Find the word "Grenzen" in the listing; pull out each line holding it.

>> BEGIN Records for processing

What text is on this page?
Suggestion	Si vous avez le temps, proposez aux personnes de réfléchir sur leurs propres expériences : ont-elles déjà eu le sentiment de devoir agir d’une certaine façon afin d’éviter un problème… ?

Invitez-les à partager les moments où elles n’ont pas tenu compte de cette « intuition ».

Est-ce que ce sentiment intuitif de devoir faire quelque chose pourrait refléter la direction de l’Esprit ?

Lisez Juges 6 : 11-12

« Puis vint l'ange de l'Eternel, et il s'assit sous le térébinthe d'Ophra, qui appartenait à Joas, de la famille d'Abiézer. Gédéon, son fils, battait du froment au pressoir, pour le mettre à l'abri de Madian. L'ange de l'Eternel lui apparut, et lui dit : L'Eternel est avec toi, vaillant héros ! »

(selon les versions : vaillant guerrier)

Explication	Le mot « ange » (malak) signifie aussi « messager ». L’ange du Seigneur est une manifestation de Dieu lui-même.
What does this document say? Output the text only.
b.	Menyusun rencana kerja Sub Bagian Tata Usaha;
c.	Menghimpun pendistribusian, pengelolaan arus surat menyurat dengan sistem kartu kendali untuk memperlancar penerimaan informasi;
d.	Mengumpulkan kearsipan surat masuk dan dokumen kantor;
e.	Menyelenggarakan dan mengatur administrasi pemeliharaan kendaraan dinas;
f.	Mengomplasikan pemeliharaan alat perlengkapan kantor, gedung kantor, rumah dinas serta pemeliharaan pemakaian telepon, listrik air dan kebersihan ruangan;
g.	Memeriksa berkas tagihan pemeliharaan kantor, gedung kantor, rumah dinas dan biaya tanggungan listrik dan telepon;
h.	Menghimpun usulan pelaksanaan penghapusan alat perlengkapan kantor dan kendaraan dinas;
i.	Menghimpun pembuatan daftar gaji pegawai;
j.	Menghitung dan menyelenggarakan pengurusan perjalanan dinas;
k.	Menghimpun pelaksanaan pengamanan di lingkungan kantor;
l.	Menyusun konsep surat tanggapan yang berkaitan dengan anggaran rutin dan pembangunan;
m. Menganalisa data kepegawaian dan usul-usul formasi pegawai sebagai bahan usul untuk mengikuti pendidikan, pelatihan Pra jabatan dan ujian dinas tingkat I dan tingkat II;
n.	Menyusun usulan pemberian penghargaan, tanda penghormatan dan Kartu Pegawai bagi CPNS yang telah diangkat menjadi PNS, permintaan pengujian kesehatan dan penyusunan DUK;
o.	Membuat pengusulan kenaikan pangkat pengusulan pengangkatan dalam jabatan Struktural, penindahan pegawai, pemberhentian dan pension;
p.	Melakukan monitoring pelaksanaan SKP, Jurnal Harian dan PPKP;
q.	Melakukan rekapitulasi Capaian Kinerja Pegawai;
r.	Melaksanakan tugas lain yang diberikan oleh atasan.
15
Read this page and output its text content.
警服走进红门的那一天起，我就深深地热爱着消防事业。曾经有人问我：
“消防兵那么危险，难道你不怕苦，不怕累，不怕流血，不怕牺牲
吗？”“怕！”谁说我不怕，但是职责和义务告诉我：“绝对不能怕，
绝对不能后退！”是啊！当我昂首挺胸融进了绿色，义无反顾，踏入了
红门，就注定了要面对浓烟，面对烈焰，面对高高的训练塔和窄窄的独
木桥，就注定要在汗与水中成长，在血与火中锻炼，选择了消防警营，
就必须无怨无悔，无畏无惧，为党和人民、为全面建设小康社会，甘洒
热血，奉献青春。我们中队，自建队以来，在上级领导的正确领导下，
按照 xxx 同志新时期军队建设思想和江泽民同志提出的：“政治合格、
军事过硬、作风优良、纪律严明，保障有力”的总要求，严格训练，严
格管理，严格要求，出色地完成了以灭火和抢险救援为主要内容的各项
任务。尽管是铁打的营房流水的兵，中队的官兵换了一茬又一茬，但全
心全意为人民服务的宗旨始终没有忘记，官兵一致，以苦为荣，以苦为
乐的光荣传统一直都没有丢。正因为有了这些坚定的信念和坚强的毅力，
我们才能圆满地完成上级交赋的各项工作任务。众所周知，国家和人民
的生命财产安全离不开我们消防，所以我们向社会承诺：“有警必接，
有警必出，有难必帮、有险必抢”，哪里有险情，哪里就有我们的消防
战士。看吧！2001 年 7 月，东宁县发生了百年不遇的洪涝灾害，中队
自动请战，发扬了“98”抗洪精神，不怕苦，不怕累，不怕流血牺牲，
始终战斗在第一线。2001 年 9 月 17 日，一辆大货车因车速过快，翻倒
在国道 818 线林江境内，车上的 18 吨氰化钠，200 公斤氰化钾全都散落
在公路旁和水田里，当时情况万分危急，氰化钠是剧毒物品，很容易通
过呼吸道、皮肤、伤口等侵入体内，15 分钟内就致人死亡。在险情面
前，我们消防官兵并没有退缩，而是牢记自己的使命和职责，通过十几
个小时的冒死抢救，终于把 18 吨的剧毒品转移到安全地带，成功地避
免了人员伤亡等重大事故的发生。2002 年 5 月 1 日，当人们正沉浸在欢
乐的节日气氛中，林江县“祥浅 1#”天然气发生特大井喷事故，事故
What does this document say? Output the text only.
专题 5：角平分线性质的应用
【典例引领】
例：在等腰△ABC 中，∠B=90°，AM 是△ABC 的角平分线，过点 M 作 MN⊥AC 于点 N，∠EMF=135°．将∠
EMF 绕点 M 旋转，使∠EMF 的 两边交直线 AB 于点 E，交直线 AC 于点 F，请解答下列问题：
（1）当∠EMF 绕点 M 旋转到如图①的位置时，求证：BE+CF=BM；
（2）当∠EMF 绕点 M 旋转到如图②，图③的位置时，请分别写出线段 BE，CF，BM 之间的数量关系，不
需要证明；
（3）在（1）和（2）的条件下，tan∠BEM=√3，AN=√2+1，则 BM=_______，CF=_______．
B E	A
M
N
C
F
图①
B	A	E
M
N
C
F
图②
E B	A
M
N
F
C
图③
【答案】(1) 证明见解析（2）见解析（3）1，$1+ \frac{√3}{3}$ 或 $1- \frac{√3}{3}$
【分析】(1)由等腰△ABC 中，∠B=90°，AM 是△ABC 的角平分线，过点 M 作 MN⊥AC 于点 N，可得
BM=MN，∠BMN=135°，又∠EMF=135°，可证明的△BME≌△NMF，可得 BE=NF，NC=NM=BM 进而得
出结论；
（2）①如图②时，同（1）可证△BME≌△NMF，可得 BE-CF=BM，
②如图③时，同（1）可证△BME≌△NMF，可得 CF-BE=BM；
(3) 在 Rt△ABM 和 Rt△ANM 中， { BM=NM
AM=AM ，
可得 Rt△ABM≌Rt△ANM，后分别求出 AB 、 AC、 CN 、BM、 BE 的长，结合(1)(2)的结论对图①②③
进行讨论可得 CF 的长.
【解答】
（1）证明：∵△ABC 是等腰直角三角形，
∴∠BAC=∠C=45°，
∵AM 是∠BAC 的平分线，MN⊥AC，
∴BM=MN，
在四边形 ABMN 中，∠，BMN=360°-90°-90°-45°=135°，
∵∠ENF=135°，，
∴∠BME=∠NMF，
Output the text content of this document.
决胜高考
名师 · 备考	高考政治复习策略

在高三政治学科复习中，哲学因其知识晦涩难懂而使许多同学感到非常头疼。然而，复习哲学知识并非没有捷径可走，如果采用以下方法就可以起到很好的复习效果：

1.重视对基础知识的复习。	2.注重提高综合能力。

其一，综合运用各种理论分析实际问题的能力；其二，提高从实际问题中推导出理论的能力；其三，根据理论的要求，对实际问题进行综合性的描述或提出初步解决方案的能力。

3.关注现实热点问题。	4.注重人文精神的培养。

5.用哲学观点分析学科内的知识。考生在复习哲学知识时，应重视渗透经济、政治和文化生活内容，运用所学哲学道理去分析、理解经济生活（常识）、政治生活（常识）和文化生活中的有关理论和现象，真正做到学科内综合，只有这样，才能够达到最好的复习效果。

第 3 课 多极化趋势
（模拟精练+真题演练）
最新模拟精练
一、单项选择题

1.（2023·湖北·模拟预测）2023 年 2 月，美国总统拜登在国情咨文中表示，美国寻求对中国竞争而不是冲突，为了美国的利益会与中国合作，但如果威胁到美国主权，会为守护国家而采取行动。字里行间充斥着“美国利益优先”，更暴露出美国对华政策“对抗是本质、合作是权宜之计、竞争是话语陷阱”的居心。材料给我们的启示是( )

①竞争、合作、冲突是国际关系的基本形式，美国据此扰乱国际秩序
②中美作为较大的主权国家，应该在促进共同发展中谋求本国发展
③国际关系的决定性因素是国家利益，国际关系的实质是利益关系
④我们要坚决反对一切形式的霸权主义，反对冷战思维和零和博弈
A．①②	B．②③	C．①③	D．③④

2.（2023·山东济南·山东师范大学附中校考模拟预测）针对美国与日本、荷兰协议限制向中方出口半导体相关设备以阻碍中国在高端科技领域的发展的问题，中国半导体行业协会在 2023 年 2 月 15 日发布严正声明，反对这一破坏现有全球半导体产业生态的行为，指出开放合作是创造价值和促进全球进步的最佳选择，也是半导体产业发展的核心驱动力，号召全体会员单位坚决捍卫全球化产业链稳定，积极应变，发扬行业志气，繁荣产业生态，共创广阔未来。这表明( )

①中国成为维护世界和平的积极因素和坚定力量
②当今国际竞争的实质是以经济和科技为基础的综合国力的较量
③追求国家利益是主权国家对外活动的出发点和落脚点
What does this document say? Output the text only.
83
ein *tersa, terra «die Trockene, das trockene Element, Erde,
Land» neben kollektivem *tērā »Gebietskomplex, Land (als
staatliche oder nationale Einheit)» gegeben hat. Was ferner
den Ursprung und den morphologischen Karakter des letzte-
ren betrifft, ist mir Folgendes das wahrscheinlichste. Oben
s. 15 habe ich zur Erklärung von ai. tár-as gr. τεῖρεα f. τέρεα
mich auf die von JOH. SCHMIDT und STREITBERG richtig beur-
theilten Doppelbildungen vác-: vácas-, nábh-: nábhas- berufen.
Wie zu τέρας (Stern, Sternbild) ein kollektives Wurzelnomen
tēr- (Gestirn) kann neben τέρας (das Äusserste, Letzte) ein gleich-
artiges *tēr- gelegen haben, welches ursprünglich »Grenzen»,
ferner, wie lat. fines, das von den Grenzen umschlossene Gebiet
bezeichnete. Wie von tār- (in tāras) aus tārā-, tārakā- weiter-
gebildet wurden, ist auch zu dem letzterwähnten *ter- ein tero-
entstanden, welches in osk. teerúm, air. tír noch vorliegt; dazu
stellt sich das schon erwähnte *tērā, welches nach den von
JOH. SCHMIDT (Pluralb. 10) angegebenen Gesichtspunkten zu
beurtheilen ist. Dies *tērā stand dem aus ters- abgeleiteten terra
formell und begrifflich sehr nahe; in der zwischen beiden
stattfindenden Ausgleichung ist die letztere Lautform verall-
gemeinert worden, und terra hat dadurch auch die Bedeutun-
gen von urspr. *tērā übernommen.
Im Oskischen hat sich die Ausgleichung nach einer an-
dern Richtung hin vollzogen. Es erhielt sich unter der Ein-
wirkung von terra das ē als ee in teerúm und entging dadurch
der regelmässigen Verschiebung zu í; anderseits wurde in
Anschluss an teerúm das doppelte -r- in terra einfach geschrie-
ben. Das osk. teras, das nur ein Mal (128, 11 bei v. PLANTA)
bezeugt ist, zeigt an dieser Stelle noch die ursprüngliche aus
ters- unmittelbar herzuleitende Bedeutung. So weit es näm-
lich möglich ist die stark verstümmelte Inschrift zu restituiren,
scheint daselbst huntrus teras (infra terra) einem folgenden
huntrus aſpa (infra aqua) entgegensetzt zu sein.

>> END Records for processing

• Finished exercise:
artiges *tēr- gelegen haben, welches ursprünglich »Grenzen»,
ferner, wie lat. fines, das von den Grenzen umschlossene Gebiet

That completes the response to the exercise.